- [DATASET RECORDS]:

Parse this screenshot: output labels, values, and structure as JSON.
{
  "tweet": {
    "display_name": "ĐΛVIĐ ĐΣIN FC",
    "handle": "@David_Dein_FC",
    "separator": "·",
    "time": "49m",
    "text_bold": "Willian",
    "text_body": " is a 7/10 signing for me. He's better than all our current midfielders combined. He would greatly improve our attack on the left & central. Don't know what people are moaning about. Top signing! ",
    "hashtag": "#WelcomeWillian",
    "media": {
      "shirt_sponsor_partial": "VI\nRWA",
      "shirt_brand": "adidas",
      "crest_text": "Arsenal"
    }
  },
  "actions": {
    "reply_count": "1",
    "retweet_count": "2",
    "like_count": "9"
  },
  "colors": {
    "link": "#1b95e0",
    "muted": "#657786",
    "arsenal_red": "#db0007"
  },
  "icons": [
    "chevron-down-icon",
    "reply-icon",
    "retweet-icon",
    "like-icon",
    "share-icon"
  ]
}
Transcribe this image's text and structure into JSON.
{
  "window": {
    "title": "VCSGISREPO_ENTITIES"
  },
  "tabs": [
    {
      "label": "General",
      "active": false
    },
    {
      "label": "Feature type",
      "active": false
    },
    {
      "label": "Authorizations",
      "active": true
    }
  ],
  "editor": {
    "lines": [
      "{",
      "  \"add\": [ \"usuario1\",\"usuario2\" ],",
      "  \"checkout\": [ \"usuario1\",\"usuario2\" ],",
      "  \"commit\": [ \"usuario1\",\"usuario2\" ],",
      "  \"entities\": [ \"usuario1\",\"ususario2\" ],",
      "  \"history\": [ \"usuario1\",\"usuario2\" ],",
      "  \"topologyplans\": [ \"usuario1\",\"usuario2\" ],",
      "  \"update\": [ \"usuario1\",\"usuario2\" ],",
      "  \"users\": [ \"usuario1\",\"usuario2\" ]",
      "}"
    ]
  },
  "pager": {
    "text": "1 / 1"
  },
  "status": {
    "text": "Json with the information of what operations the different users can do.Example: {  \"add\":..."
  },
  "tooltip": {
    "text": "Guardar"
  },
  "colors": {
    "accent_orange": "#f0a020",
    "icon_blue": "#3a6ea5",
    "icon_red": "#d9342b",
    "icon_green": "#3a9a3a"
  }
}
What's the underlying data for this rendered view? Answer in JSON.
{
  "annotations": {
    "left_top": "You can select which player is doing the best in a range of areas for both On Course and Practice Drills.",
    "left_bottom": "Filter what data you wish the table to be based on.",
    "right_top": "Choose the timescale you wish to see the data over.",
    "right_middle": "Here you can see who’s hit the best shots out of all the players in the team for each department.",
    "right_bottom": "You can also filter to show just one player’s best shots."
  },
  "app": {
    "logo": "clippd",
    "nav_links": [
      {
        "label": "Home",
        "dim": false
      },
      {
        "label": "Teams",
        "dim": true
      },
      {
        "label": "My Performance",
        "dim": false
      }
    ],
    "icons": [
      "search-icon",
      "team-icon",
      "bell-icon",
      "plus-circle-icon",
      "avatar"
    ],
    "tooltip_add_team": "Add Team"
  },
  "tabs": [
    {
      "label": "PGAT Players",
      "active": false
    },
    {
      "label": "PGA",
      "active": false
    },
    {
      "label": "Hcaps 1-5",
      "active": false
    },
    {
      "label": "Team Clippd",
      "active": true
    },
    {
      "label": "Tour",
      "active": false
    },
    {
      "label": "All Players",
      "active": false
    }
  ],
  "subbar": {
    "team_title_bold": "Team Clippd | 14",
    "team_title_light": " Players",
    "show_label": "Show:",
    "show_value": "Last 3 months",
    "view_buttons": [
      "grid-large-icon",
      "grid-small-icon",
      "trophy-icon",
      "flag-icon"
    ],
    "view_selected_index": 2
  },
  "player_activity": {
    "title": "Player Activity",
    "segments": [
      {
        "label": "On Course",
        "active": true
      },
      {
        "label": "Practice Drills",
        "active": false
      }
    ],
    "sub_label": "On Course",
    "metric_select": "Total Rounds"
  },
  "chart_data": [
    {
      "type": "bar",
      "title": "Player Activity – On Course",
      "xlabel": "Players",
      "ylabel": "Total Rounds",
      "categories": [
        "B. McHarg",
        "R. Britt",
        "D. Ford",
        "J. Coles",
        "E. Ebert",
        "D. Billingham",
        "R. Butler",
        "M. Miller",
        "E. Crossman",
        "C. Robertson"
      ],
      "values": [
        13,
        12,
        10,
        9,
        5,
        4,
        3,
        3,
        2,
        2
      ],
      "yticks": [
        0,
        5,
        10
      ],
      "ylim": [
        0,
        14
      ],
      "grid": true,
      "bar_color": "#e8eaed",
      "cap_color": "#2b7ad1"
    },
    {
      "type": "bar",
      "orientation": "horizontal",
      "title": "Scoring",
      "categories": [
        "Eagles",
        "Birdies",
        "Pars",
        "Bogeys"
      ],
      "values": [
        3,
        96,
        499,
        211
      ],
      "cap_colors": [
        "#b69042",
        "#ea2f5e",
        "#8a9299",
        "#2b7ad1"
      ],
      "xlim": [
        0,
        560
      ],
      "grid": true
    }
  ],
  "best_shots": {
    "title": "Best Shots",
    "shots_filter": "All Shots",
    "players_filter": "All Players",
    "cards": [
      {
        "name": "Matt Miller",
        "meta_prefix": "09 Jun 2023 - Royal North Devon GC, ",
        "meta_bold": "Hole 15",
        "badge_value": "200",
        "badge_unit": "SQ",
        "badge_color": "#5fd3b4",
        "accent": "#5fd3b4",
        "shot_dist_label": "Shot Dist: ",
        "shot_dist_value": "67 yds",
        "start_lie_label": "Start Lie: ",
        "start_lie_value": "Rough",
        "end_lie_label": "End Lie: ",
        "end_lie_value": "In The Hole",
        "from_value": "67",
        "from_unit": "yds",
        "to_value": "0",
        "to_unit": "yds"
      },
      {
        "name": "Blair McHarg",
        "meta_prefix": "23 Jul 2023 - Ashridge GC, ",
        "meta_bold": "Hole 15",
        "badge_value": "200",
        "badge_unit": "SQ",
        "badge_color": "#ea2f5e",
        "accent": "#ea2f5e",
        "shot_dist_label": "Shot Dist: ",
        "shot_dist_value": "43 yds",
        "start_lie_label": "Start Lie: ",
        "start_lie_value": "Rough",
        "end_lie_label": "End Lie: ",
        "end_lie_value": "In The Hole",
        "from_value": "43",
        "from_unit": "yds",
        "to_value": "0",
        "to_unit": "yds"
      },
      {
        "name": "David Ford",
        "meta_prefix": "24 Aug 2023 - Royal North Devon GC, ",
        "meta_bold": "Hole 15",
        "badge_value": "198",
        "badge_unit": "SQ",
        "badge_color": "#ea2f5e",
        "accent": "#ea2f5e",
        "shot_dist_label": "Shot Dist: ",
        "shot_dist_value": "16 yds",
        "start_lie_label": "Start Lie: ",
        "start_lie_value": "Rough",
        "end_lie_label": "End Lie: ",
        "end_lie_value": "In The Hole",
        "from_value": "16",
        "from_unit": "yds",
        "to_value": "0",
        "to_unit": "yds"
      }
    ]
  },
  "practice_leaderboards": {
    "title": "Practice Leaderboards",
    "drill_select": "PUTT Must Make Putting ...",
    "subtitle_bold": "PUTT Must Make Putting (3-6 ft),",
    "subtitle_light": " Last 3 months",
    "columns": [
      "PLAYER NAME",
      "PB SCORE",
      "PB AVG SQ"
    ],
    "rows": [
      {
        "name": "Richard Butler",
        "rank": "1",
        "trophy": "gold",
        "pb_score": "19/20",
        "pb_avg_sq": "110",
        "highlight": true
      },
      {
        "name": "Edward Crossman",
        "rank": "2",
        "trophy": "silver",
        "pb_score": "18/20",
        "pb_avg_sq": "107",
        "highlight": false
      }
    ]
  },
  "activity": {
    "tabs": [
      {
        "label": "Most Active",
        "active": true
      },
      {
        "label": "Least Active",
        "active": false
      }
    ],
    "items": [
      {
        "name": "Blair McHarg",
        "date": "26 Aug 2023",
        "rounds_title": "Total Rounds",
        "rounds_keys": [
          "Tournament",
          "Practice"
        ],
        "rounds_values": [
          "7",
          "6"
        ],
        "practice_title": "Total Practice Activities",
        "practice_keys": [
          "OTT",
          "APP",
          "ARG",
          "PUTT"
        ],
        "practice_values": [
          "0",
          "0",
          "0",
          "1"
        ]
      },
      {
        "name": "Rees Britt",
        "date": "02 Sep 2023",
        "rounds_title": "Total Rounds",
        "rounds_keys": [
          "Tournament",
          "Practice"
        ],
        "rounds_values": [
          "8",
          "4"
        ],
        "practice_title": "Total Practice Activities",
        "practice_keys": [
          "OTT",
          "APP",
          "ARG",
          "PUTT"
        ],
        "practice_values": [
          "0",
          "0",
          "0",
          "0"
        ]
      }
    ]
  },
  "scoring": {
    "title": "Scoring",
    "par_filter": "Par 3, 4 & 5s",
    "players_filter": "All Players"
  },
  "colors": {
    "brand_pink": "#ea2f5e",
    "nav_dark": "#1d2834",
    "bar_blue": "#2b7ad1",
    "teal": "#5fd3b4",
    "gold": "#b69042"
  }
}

- [WHAT IS NEEDED]: The required output is the number of lines containing the word "Must", and nothing besides.

- [RESULT OF THIS TASK]: 2